STATED PROBLEM ▸ Gather every line holding the string "screenshot".

ROWS ▸
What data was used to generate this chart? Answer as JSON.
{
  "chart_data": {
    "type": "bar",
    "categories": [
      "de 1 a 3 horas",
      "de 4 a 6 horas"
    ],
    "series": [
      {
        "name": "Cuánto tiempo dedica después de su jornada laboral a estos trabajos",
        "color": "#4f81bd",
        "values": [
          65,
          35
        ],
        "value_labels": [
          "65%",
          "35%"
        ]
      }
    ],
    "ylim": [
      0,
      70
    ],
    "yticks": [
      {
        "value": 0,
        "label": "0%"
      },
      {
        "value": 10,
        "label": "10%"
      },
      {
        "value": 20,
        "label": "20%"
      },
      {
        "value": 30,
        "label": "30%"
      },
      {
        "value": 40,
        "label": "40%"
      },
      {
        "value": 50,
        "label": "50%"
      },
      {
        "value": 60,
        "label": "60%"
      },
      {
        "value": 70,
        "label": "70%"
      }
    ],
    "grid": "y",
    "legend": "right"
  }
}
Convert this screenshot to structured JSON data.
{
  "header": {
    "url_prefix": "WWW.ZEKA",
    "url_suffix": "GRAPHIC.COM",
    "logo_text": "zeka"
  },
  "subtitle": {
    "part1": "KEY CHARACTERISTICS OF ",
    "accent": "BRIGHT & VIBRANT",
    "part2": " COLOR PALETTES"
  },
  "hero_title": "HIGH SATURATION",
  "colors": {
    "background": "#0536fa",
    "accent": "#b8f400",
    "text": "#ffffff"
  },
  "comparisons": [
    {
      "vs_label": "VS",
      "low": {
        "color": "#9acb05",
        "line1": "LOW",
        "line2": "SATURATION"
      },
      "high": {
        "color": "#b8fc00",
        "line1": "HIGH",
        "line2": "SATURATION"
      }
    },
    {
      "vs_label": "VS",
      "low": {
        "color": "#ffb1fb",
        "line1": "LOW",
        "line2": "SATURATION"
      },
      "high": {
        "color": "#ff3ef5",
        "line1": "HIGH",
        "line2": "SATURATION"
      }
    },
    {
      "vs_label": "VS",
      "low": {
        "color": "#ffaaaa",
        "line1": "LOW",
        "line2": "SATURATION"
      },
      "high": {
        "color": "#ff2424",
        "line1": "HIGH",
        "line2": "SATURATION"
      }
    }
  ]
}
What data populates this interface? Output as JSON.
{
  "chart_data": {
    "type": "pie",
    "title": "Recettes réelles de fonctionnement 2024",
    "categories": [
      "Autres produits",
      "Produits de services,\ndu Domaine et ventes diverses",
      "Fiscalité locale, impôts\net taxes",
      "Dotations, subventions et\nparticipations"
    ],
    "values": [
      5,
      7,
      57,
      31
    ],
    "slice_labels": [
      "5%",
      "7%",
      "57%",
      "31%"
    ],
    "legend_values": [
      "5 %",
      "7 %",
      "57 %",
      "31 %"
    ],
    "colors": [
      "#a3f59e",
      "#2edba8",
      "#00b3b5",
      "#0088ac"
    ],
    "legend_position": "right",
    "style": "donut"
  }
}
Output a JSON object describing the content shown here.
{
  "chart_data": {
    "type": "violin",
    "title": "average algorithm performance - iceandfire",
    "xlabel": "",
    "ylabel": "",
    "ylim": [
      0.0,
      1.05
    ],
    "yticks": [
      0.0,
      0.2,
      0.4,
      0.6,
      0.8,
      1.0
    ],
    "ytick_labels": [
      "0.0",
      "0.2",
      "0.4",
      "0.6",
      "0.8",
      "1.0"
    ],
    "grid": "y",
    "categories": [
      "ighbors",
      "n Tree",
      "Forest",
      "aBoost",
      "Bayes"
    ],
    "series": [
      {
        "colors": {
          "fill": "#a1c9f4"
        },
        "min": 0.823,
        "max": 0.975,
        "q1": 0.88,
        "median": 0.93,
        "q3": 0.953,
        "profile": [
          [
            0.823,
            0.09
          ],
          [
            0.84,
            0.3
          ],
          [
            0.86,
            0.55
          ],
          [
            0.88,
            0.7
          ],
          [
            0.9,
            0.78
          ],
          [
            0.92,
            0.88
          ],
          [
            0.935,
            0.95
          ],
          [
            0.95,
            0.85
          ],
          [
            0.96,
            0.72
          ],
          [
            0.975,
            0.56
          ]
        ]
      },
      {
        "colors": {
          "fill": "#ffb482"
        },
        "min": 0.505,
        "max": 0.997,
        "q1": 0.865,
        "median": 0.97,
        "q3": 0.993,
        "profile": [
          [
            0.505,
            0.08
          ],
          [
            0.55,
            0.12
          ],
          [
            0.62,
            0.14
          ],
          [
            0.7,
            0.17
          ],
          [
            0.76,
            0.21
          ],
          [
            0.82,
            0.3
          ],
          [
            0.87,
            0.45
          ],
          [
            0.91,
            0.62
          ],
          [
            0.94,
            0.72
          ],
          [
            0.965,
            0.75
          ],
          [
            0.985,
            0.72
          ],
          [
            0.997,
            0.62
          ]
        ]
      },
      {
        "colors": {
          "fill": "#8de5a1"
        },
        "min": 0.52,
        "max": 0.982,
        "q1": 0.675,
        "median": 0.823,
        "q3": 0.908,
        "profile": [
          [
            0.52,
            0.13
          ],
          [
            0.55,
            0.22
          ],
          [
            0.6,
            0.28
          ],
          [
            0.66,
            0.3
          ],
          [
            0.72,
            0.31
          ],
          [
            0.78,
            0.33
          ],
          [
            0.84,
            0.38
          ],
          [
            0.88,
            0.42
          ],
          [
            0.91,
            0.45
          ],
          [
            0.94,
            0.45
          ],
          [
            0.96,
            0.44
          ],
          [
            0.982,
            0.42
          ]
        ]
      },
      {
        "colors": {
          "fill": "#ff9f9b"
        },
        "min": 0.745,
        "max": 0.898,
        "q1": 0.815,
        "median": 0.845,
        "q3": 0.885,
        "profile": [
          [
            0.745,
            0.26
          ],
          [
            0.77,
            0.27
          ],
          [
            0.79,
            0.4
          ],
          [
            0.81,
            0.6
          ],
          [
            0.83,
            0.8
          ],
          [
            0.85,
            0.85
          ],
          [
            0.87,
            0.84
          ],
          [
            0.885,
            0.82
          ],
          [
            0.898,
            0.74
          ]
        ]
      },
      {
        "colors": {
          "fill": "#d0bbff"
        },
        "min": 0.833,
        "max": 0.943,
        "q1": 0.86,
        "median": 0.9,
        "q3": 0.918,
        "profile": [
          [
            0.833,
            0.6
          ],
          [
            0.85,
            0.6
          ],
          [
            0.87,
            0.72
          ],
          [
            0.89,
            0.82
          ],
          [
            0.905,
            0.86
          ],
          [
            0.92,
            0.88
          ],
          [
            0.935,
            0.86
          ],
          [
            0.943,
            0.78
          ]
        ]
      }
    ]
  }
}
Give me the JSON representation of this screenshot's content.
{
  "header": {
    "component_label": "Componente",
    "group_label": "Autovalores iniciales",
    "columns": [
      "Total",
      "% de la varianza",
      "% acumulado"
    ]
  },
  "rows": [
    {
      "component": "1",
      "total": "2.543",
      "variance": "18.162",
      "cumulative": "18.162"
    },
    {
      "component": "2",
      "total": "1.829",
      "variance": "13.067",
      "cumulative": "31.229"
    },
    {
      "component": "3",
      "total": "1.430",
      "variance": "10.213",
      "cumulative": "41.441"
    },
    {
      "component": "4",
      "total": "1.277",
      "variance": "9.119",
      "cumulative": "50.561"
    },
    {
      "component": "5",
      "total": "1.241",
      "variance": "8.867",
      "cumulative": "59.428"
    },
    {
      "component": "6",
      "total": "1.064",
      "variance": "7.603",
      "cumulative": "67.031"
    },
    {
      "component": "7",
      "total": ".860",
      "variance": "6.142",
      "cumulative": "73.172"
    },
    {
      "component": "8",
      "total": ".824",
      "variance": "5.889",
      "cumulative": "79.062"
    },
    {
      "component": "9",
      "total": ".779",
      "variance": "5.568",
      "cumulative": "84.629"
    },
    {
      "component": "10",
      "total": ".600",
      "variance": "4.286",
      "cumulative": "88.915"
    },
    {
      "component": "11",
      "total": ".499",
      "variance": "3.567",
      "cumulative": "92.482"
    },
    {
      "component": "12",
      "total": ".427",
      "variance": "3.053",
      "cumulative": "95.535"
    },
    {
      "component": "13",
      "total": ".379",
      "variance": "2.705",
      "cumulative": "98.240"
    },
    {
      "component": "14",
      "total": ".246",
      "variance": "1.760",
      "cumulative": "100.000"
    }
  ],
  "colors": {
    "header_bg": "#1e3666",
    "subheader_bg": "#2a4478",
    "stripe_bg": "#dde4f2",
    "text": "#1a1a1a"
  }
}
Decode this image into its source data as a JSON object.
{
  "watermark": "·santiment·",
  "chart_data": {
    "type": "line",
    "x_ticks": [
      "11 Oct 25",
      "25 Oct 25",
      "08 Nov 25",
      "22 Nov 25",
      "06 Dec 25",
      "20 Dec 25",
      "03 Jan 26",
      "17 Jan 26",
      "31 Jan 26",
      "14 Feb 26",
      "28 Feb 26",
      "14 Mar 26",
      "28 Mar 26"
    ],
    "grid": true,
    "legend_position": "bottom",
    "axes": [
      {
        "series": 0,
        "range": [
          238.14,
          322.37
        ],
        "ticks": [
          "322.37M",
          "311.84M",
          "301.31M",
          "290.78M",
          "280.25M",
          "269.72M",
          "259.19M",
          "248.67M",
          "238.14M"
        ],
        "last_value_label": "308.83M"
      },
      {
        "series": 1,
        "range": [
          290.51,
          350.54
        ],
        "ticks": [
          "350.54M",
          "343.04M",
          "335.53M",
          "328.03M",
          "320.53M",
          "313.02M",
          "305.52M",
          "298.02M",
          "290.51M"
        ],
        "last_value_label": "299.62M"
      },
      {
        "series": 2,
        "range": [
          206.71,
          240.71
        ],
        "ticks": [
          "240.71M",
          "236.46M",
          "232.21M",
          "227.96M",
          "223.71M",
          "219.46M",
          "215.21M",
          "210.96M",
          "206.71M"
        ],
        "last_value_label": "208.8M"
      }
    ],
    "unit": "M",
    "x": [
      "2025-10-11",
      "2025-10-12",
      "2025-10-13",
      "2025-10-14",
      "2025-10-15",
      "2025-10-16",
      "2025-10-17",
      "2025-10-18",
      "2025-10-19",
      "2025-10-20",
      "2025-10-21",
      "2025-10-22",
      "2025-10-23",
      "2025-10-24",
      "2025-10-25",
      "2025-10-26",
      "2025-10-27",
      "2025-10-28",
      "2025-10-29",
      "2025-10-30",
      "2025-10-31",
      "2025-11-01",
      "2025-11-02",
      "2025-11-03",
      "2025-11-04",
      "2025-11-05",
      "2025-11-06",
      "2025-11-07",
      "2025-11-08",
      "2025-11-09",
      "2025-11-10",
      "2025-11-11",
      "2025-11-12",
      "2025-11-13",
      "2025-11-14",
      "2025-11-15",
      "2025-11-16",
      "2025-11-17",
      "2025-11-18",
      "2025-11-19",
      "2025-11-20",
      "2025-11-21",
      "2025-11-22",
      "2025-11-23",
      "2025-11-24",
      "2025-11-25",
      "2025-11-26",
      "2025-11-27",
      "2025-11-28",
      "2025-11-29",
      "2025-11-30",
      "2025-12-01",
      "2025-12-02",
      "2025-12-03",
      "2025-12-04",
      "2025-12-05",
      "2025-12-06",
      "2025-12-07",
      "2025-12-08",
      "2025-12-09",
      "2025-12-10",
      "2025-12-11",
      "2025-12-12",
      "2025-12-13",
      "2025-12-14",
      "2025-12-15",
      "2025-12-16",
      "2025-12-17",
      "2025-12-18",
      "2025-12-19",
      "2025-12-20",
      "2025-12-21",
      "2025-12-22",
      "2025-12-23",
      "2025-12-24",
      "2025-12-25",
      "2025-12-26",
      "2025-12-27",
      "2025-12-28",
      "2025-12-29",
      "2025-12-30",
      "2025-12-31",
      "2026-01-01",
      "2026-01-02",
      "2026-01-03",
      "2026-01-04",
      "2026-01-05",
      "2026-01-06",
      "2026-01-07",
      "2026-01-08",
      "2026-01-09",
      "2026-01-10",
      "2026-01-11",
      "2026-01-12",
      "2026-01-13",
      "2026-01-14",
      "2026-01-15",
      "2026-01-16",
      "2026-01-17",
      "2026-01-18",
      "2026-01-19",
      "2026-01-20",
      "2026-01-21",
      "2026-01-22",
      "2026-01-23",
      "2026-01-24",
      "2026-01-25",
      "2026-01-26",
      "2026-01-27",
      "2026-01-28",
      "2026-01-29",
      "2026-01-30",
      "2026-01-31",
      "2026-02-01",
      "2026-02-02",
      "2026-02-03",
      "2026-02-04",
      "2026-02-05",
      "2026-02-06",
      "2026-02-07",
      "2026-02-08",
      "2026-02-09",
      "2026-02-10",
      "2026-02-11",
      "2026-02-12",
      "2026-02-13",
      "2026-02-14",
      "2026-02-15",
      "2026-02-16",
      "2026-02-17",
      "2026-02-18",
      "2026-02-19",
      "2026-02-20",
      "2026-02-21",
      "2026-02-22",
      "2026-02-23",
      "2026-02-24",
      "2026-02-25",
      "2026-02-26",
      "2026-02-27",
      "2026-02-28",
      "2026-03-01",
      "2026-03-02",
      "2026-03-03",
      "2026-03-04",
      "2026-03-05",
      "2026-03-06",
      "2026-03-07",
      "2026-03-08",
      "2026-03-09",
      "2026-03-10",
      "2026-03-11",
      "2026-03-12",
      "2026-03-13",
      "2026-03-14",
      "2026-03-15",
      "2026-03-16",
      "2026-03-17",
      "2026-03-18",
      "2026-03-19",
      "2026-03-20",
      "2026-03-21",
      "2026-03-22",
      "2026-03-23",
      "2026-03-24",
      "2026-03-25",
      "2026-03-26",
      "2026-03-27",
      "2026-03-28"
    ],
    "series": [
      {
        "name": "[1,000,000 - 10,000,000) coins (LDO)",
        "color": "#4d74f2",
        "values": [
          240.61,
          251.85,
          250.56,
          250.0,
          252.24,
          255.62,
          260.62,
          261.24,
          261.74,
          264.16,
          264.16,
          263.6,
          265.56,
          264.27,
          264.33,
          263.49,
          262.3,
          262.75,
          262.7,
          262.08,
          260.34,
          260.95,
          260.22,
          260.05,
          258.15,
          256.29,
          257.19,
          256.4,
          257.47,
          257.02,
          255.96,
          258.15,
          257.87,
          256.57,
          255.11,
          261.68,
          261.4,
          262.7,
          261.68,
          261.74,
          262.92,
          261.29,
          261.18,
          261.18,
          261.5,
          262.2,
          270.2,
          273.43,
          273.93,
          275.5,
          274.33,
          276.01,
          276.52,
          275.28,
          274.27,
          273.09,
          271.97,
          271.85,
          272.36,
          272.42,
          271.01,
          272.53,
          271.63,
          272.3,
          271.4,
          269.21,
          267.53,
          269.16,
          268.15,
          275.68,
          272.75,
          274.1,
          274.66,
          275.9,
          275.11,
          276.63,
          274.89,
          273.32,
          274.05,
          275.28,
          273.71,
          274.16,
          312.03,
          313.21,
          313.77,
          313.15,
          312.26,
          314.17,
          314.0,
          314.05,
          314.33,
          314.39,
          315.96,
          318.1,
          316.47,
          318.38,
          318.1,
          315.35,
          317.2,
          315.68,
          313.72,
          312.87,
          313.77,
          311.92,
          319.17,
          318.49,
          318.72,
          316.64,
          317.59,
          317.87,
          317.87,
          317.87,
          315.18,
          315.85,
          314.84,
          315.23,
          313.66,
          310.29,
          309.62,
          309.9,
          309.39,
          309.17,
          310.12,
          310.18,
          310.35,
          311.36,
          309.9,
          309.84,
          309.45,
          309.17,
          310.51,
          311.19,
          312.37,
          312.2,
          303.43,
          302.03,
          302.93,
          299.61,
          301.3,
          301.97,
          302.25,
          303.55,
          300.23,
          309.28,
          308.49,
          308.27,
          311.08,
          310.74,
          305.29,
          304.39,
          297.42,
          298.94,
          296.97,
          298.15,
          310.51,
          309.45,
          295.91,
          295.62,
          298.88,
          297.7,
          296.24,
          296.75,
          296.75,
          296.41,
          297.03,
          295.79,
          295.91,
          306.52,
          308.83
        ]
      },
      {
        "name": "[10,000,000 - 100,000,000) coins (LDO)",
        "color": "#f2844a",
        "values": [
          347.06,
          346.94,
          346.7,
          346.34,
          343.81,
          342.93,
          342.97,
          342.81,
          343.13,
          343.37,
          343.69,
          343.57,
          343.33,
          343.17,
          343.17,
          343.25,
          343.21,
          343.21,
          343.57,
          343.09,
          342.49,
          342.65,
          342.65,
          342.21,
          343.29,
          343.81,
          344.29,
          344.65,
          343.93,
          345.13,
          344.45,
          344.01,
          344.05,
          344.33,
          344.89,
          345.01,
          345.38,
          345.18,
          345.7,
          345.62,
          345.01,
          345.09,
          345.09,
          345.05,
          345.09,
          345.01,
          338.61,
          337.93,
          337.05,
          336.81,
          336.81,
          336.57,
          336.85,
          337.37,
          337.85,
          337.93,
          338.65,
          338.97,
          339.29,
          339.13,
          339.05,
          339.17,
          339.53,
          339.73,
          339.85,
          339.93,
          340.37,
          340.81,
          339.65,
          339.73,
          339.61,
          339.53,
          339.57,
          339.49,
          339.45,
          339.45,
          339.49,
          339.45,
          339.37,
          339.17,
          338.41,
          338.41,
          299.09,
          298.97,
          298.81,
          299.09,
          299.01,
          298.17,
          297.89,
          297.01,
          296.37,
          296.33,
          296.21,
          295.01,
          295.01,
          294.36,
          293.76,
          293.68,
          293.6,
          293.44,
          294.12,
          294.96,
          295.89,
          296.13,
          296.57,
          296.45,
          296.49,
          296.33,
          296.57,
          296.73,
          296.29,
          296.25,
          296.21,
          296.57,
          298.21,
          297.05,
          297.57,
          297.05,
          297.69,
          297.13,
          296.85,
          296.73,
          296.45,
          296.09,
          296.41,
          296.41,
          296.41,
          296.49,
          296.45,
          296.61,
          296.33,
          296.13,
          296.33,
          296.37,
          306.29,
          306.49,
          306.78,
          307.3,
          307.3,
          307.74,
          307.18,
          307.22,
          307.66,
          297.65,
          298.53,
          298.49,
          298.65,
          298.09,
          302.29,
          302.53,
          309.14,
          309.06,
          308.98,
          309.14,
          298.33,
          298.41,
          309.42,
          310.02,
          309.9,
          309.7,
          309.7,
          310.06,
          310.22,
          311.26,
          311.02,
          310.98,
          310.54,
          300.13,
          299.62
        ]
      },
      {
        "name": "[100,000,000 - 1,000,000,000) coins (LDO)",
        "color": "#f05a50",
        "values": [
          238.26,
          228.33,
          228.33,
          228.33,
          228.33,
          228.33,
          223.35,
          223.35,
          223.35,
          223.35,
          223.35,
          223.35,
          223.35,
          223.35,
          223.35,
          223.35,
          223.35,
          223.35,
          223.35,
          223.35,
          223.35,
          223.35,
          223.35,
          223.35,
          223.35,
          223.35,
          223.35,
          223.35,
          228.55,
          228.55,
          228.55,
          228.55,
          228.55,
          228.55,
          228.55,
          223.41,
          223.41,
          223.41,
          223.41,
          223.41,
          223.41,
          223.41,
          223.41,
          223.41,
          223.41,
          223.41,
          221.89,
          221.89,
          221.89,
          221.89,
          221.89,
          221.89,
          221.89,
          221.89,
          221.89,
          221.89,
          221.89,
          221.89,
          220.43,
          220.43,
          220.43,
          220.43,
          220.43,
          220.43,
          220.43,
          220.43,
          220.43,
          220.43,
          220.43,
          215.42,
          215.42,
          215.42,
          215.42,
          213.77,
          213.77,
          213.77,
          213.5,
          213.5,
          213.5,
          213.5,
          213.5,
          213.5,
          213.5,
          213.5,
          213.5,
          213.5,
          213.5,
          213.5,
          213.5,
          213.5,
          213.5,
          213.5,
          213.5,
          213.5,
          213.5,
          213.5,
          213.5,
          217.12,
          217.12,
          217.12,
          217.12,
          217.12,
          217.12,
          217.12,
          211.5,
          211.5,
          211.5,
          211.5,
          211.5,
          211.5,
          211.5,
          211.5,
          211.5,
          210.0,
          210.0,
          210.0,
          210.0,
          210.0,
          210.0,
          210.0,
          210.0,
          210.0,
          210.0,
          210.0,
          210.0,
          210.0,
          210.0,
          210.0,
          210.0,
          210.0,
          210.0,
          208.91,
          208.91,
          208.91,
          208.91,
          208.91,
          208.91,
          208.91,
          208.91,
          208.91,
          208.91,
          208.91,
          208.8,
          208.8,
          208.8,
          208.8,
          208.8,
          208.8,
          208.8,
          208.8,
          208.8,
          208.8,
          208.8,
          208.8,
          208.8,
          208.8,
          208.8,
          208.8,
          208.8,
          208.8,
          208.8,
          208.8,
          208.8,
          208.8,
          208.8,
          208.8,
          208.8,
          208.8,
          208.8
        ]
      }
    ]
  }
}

TASK RESPONSE ▸
Convert this screenshot to structured JSON data.
Give me the JSON representation of this screenshot's content.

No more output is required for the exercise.